──────── Entries supplied ────────
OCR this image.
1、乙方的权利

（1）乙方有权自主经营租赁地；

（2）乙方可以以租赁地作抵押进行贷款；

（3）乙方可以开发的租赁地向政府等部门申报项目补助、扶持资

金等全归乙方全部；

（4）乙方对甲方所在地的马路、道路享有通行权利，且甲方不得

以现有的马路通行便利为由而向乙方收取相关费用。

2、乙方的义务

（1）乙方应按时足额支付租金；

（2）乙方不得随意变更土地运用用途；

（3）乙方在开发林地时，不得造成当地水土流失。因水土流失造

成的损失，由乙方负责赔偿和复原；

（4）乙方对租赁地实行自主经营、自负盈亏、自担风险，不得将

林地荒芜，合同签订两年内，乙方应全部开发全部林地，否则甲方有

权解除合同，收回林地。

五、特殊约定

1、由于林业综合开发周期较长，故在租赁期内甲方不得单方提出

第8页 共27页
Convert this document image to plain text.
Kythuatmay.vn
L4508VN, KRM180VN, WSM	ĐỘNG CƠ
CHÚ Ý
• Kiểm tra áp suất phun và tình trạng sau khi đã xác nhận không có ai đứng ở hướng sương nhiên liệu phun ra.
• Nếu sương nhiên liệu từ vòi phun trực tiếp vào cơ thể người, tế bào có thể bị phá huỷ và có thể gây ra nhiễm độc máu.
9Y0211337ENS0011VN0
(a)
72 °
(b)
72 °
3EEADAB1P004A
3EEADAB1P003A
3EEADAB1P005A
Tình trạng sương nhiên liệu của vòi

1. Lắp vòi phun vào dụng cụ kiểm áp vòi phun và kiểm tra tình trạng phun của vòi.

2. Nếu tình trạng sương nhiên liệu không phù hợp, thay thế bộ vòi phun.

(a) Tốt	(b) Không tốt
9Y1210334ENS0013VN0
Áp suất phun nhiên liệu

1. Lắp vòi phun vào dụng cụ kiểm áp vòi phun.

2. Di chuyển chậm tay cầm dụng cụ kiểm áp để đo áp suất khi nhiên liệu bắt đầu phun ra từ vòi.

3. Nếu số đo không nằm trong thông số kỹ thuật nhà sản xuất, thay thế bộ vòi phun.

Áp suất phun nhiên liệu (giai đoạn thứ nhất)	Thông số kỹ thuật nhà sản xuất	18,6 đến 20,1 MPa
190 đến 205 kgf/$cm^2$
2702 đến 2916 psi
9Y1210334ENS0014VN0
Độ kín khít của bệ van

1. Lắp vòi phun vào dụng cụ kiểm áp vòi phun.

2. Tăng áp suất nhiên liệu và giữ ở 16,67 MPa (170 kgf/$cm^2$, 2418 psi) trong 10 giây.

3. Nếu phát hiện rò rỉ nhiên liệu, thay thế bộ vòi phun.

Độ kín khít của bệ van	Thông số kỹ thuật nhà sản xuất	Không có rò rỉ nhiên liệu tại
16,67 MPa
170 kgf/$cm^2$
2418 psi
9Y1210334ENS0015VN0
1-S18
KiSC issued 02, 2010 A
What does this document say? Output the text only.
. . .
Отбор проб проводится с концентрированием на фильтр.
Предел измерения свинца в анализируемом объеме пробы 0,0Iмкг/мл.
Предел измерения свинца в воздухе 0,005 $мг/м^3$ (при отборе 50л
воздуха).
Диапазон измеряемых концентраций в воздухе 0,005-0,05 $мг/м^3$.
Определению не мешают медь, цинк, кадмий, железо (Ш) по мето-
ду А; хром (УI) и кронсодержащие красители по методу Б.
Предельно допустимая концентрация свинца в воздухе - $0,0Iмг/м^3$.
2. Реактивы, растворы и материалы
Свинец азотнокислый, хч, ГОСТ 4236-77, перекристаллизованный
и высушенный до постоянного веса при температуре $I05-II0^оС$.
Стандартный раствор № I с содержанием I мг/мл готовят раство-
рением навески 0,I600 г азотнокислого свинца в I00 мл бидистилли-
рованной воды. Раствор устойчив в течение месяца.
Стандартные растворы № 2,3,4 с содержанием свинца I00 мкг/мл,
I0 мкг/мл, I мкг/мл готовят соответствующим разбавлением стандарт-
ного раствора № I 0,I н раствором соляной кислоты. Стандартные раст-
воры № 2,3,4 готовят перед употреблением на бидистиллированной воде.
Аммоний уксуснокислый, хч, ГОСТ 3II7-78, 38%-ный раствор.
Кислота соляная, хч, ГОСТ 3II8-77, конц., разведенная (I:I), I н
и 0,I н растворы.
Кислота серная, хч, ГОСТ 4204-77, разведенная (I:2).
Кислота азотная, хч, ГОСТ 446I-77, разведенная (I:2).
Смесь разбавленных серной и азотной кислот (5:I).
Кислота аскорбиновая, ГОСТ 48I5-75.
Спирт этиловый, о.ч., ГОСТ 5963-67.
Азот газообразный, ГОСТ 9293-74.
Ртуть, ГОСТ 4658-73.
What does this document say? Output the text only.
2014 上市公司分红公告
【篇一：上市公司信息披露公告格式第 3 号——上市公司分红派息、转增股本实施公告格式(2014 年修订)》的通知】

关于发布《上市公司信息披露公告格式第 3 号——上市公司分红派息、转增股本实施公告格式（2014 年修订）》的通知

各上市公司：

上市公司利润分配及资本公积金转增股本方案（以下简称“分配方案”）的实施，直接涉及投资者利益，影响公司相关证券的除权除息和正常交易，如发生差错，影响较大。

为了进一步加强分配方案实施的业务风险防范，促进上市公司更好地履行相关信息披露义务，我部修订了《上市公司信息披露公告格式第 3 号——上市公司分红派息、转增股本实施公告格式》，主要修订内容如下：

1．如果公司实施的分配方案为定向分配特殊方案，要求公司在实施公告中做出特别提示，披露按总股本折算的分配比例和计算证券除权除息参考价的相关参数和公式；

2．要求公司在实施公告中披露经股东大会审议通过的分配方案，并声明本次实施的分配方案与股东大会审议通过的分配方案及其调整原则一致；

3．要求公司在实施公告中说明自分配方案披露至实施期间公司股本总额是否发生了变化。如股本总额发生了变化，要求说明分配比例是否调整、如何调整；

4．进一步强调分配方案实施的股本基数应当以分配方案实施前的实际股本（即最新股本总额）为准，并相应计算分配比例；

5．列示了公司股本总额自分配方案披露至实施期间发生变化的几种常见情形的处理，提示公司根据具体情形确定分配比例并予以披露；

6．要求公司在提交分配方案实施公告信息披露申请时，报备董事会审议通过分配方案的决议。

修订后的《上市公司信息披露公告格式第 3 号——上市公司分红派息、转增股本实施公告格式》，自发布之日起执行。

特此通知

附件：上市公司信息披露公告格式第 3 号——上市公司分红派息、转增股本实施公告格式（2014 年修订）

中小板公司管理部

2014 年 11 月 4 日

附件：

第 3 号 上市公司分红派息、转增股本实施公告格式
────────
> [Short task]:
Tally the lines above that contain the word "khít", and reply with only the number.

> [Solution for this exercise]:
2